** begin Records shown **

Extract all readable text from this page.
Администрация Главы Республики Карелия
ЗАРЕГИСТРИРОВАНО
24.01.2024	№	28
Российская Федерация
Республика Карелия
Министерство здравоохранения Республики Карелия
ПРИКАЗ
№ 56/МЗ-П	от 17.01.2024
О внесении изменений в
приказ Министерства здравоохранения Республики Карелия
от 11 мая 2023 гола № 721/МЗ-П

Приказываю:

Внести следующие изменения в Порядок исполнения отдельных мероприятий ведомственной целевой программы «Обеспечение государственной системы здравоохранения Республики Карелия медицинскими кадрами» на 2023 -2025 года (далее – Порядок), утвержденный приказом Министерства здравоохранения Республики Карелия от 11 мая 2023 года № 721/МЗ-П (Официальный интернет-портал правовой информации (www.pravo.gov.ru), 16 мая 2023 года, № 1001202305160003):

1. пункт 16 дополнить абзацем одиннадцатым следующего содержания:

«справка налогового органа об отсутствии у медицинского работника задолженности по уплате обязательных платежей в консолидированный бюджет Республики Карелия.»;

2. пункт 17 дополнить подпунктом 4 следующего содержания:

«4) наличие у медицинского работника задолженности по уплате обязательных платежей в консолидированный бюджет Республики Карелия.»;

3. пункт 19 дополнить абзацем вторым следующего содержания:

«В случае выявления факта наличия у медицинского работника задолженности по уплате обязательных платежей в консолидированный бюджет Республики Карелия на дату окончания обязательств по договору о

** end Records shown **
** begin Records shown **

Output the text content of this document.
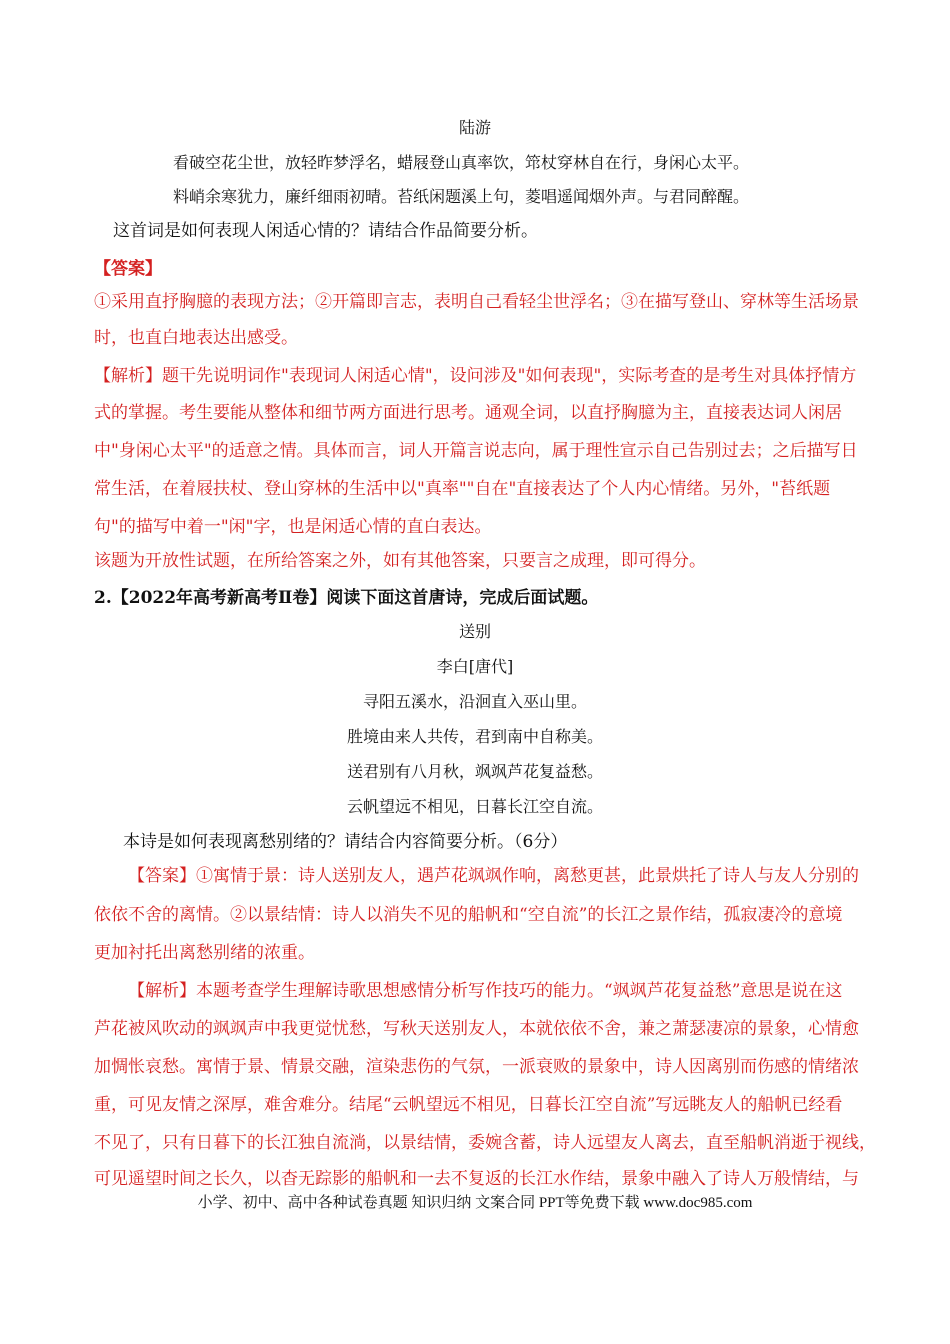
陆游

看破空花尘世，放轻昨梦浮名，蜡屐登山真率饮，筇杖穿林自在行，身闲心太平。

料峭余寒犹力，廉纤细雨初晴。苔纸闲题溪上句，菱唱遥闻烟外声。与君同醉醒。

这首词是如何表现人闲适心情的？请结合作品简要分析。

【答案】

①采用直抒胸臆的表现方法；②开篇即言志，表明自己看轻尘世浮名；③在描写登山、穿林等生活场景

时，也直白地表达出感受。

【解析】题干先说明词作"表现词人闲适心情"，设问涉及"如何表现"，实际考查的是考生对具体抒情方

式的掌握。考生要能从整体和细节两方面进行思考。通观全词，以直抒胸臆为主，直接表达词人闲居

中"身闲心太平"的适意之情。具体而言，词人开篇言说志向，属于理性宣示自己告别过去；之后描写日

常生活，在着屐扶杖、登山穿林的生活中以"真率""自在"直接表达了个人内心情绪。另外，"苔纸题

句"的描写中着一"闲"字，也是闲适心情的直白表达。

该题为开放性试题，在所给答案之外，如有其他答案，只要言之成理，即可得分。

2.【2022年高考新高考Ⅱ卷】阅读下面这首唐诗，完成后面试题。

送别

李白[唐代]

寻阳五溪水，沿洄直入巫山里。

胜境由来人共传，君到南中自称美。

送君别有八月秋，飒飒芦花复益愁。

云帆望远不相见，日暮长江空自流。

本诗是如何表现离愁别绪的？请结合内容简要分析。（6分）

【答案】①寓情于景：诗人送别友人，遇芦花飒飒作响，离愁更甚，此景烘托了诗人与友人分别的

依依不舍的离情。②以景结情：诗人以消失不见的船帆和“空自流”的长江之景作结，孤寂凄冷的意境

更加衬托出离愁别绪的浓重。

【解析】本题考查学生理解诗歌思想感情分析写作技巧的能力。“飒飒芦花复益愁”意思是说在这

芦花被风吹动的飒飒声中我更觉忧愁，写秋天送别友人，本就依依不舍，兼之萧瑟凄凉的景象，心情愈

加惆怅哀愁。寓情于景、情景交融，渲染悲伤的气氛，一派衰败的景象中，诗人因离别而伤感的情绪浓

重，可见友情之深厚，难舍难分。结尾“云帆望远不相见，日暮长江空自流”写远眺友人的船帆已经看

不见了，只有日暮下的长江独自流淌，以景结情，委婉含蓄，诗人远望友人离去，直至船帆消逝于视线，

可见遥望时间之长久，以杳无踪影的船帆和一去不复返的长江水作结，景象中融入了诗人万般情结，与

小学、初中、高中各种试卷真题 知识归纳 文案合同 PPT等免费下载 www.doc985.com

** end Records shown **

__Task directions__:
Report how many lines of the records above contain the word "云帆望远不相见", and give only that number.

__Exercise answer__:
2